■ EL PROBLEMA ■
Reescribe del relato sobre Aquitania todo lo que va desde "Dicen que fue" hasta "Aquitania. Aquí, Tania.", poniendo "monte bullicioso" en lugar de "bosque bullicioso".

■ FRAGMENTO DEL TEXTO ■
:::::

Dicen que fue fundada en 1783 por Abelardo López, Mario Orfina, José Félix Restrepo, Juan Guzmán y José Dolores López. Es el relato de los más viejos pero no hay certeza de ello. El origen de su nombre es inverosímil. Caminaba un hombre con su mujer embarazada. La noche acechaba entre el bosque bullicioso. Llegaron a un sitio y el hombre le dijo: Aquí, Tania. La historia la narró la pareja poco después cuando encontraron algunas personas y estas adoptaron la anécdota para nombrar lo increíble: Aquitania. Aquí, Tania.

 

Tan mítico como jocoso, aún la historia no se comprueba. En 1881 Pedro Restrepo, presidente del Estado Soberano de Antioquia, erigió a Aquitania como caserío. Por el río Magdalena navegaban los vapores y los ferrocarriles luego resoplarían ascendiendo a las capitales.

 

Desde siempre el sol amanece en el frente, justo encima del Magdalena, y por eso el valle y las cordilleras que se arruman y el río que hace contorsiones con su cuerpo, son el destino. Desde siempre, por alguna razón que la historia de Tania no logra responder, el caserío se convirtió en camino.

 

A finales del siglo XIX, el río más importante de Colombia era la principal ruta para transportar mercancía y comunicarse con el mundo. En Antioquia, una de las opciones para llegar al Magdalena era cruzar por Aquitania. El camino de Mulatos lo llamaban, era de carácter departamental, venía desde los pueblos de la zona alta de la región –El Santuario y Rionegro– hasta descender a los bosques –Cocorná, San Francisco y Aquitania– con rumbo a las tierras bajas en el río La Miel, uno de sus afluentes.

 

Con el siglo XX, silenciosas como la neblina que abraza Aquitania, aparecieron las guerras. La de los Mil Días fue el rumor de una batalla fiera que se libraba en las zonas bajas cerca del río. Medio siglo después, con la muerte del liberal Jorge Eliécer Gaitán, se recrudeció un conflicto social que venía de antes entre los dos partidos políticos hegemónicos; en el caserío se hablaba de chusma y contrachusma. La chusma eran guerrillas liberales que surgieron como reacción a los Pájaros o la contrachusma, grupos paramilitares impulsados durante los gobiernos conservadores de Mariano Ospina y Laureano Gómez.

:::::

■ DATOS ■
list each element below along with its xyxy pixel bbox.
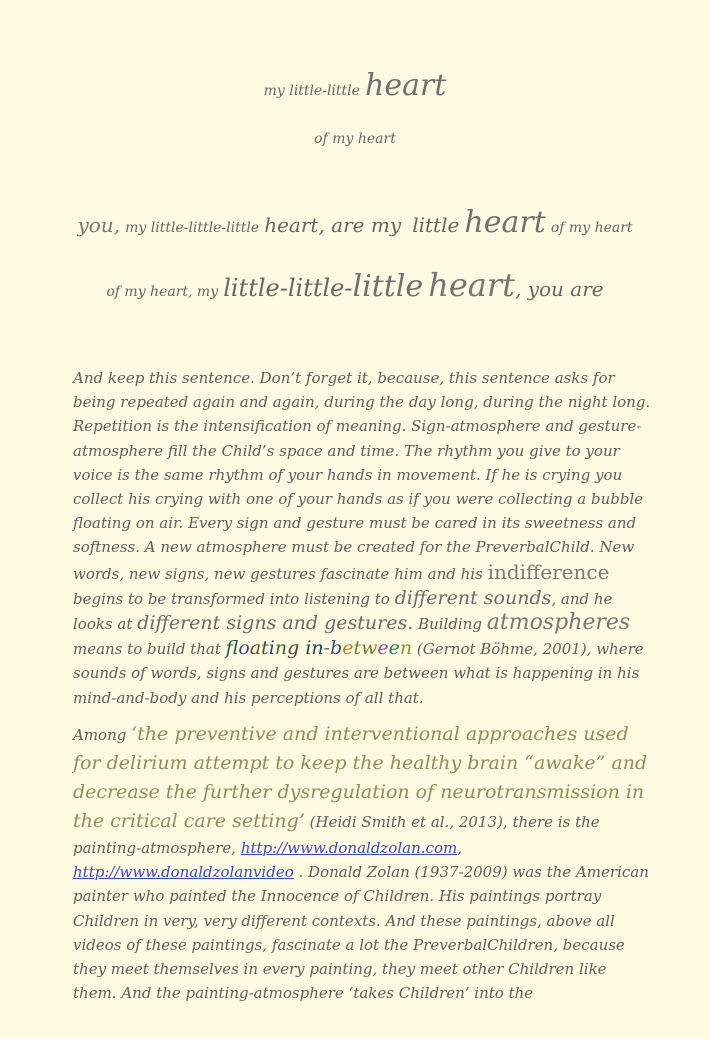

:::::

■ SOLUCIÓN PROPUESTA ■
Dicen que fue fundada en 1783 por Abelardo López, Mario Orfina, José Félix Restrepo, Juan Guzmán y José Dolores López. Es el relato de los más viejos pero no hay certeza de ello. El origen de su nombre es inverosímil. Caminaba un hombre con su mujer embarazada. La noche acechaba entre el monte bullicioso. Llegaron a un sitio y el hombre le dijo: Aquí, Tania. La historia la narró la pareja poco después cuando encontraron algunas personas y estas adoptaron la anécdota para nombrar lo increíble: Aquitania. Aquí, Tania.